▸ **BRIEF**:
From the material below, list every line containing "hard".

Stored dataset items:

- - -

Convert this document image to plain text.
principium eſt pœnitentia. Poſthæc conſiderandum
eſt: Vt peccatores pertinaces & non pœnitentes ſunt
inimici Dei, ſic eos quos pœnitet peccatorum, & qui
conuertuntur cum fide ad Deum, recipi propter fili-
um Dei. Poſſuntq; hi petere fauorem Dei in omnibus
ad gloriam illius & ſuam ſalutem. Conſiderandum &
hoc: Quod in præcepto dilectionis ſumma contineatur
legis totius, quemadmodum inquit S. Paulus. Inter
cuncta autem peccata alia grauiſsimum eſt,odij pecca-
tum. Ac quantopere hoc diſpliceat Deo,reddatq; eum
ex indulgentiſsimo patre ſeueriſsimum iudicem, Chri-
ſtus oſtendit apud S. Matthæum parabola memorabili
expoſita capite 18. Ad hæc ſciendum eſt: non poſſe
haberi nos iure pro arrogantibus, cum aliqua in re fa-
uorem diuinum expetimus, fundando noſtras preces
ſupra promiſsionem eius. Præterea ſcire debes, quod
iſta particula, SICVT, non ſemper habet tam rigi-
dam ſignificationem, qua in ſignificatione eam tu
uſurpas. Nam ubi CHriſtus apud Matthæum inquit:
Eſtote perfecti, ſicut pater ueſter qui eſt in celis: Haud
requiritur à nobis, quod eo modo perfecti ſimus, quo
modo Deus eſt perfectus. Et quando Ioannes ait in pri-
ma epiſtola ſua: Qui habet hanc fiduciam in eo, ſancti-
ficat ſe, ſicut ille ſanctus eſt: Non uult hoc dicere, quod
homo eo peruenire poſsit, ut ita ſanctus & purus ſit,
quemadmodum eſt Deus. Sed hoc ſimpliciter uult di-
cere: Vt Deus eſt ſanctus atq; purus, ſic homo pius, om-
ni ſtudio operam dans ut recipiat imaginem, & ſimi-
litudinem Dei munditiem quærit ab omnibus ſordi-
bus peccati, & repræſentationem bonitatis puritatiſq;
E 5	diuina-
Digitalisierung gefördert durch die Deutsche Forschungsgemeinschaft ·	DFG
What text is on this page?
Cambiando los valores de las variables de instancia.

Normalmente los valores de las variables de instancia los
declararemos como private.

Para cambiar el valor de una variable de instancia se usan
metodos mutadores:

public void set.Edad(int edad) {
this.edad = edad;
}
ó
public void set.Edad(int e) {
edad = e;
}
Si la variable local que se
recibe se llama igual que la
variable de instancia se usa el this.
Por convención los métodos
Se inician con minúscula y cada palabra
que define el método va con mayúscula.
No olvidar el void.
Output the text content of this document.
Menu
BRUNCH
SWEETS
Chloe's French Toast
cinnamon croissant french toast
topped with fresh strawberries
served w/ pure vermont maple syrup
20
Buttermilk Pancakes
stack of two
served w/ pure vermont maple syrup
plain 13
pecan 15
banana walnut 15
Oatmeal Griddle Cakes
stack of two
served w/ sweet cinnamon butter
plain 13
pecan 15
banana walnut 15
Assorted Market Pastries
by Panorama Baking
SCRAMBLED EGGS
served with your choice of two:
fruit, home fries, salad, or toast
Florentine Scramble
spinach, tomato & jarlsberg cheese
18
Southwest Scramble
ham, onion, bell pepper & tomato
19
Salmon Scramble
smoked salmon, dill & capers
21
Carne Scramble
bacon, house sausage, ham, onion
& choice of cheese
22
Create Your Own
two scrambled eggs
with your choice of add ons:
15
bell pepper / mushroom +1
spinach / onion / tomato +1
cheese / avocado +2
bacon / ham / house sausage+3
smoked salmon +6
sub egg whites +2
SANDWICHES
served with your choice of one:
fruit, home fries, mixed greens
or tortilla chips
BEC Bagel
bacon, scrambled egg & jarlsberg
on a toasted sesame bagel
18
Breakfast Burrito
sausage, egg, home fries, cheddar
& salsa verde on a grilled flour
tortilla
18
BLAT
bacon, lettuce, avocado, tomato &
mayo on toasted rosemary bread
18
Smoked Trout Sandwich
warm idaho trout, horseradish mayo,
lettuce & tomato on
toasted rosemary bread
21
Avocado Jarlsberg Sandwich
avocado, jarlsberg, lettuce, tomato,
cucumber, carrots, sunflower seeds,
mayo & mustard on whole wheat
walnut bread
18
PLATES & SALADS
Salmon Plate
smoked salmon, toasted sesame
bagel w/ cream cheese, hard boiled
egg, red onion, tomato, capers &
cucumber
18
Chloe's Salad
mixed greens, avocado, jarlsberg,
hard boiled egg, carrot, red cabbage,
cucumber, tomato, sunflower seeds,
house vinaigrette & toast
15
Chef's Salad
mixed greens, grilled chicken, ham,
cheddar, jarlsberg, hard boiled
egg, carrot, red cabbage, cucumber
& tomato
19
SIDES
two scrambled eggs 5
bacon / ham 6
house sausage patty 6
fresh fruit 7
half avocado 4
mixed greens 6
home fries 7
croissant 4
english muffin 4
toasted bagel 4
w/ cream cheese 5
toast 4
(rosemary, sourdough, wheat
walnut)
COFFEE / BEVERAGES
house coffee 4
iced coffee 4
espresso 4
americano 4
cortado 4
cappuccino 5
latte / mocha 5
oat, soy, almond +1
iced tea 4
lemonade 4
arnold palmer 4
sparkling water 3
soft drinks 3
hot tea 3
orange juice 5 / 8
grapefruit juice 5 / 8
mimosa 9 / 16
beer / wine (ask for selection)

- - -

▸ **CORRECT RESPONSE**:
bagel w/ cream cheese, hard boiled
hard boiled egg, carrot, red cabbage,
cheddar, jarlsberg, hard boiled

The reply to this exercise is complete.